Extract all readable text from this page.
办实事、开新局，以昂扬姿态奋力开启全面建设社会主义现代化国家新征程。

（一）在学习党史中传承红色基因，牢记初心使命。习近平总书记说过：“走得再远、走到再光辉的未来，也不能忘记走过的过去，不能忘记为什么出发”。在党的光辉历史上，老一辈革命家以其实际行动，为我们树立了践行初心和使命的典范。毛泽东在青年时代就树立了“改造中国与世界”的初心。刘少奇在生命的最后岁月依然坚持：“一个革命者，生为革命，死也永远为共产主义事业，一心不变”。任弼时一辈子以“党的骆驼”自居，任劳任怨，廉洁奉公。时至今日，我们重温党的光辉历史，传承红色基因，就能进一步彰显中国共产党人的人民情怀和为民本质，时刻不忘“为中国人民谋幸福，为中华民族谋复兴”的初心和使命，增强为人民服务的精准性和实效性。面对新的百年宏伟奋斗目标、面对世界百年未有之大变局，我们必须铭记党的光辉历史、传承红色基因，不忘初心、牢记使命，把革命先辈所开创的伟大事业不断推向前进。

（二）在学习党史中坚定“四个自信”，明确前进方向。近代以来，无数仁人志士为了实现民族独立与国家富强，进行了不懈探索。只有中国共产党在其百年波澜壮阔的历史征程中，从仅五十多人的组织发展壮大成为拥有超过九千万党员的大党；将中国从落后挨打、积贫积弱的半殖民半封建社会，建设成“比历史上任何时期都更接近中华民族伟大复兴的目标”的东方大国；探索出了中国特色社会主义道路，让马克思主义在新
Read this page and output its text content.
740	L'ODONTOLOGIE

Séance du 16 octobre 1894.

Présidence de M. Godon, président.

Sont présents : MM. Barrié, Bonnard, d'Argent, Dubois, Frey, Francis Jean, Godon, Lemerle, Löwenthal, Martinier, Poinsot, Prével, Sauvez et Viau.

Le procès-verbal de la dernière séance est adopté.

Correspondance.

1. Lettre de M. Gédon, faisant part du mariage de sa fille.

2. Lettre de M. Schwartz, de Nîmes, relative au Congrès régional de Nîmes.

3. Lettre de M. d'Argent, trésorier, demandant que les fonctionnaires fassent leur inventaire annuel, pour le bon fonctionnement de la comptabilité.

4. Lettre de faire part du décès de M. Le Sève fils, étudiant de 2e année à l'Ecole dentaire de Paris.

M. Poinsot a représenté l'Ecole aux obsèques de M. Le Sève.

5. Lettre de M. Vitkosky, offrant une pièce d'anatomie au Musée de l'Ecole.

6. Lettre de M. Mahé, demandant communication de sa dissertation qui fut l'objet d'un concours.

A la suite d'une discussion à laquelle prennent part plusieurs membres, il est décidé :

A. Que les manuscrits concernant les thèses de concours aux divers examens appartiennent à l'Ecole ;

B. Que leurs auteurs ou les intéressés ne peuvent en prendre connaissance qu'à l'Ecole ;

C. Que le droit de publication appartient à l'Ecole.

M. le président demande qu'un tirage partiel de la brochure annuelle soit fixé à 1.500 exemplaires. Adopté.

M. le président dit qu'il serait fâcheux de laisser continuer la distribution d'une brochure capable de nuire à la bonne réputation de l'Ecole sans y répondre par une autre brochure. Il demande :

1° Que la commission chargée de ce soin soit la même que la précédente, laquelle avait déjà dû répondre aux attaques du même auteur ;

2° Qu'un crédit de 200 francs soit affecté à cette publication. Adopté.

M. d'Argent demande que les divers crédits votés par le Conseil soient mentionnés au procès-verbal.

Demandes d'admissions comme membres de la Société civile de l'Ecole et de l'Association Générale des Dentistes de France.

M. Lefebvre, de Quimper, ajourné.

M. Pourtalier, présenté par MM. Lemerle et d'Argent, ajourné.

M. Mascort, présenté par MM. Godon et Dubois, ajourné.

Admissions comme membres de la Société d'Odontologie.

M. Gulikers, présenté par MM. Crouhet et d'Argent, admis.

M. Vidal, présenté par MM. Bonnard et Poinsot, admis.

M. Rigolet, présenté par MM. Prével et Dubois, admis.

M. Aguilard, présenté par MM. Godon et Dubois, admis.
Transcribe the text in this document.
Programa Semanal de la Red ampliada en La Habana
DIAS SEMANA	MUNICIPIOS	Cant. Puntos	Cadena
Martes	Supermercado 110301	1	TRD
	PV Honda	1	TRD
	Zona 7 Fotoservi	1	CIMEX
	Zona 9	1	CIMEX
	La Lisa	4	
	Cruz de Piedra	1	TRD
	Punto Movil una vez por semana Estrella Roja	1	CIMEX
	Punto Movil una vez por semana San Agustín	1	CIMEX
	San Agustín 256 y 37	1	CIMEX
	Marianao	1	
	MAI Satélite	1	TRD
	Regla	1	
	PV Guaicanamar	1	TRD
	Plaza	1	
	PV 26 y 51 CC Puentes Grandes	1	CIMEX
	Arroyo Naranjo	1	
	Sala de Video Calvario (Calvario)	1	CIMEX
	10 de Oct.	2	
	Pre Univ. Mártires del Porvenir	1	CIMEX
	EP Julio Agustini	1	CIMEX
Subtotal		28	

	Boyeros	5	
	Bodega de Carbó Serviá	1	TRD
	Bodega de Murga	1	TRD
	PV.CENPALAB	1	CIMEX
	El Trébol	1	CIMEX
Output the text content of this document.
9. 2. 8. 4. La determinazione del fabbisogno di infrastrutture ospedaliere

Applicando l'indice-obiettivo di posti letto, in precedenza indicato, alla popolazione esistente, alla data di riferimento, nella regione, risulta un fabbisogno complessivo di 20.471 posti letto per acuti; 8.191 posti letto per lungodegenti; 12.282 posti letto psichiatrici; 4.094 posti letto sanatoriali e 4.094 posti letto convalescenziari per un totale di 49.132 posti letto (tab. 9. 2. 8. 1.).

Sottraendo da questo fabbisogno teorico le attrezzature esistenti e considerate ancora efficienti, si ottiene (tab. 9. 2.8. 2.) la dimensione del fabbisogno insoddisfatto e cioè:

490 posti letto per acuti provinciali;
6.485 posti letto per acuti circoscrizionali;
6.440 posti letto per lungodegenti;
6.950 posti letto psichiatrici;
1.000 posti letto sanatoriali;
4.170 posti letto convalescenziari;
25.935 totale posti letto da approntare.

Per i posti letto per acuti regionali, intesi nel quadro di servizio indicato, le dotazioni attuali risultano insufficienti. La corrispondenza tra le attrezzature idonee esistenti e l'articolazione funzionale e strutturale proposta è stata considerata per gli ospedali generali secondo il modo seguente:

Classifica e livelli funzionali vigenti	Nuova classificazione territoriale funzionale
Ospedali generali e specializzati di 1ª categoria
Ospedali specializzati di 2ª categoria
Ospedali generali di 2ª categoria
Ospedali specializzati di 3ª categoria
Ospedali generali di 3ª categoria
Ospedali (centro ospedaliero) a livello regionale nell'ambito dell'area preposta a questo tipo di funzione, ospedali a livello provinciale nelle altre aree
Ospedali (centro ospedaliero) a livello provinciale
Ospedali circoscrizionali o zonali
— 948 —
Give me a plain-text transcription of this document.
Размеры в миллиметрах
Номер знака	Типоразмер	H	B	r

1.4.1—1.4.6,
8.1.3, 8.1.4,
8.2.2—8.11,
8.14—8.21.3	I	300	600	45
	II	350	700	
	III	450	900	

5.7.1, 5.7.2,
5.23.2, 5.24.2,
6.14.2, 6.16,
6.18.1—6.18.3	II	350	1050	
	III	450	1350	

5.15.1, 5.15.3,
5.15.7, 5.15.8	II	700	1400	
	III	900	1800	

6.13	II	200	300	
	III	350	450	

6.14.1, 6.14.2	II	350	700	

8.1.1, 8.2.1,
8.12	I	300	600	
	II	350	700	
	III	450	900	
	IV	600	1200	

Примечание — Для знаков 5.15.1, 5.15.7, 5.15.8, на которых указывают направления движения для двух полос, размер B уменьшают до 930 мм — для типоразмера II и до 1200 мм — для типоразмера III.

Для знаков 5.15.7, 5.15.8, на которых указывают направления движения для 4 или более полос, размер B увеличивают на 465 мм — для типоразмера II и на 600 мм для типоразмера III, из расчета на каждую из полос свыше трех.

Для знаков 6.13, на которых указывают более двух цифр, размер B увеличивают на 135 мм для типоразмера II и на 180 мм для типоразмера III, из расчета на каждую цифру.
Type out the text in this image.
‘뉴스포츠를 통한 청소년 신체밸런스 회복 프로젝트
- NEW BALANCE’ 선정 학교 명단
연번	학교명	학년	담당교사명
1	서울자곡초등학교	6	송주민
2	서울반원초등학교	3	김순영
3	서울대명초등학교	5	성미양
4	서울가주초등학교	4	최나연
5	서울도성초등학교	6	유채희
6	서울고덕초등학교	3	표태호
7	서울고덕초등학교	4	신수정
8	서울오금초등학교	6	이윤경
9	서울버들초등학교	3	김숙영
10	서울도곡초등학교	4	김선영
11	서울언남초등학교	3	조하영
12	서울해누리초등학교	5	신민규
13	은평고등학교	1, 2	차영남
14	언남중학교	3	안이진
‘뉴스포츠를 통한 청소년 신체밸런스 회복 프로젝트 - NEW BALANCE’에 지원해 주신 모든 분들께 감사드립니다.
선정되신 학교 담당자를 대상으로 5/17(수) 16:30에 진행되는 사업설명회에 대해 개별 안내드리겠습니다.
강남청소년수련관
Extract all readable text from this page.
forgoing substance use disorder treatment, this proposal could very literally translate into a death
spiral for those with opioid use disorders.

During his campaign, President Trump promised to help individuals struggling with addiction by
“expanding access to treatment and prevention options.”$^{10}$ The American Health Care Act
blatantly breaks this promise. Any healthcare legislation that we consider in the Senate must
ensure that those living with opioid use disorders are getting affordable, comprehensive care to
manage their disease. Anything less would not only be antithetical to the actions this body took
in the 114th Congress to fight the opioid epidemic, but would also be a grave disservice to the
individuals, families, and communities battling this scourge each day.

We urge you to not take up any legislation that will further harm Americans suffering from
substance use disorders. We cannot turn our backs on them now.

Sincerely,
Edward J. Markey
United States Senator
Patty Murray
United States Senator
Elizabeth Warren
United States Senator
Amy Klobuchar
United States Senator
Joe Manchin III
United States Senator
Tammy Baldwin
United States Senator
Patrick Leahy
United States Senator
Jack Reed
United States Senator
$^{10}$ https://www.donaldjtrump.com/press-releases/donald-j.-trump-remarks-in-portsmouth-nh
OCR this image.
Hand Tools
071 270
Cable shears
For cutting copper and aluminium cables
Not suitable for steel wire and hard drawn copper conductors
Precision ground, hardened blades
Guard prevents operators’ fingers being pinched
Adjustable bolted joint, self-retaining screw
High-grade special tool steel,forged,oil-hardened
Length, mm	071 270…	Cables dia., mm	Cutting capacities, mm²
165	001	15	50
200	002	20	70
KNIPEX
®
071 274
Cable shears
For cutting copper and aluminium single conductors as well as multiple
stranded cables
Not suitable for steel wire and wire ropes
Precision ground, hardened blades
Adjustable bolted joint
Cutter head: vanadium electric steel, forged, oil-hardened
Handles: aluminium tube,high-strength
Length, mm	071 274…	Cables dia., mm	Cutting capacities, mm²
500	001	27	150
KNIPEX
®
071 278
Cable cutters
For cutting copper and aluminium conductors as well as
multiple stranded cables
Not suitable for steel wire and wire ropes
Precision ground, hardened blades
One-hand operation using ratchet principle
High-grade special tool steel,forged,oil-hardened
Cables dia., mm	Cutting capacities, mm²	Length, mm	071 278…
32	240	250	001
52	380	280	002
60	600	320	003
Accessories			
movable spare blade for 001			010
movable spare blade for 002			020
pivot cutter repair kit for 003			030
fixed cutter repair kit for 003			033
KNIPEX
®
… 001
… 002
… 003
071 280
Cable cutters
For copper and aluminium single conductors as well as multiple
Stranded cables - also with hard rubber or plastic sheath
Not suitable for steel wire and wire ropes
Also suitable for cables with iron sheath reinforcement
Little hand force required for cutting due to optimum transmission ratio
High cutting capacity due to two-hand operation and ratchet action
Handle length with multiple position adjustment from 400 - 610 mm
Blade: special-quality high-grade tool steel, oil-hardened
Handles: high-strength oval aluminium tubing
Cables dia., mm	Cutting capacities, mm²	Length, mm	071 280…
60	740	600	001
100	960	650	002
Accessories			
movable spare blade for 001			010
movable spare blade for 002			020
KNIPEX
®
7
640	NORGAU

Stated task. Identify each line containing the string "with" and copy it out.

Response to this exercise.
spiral for those with opioid use disorders.
During his campaign, President Trump promised to help individuals struggling with addiction by
ensure that those living with opioid use disorders are getting affordable, comprehensive care to
Stranded cables - also with hard rubber or plastic sheath
Also suitable for cables with iron sheath reinforcement
Handle length with multiple position adjustment from 400 - 610 mm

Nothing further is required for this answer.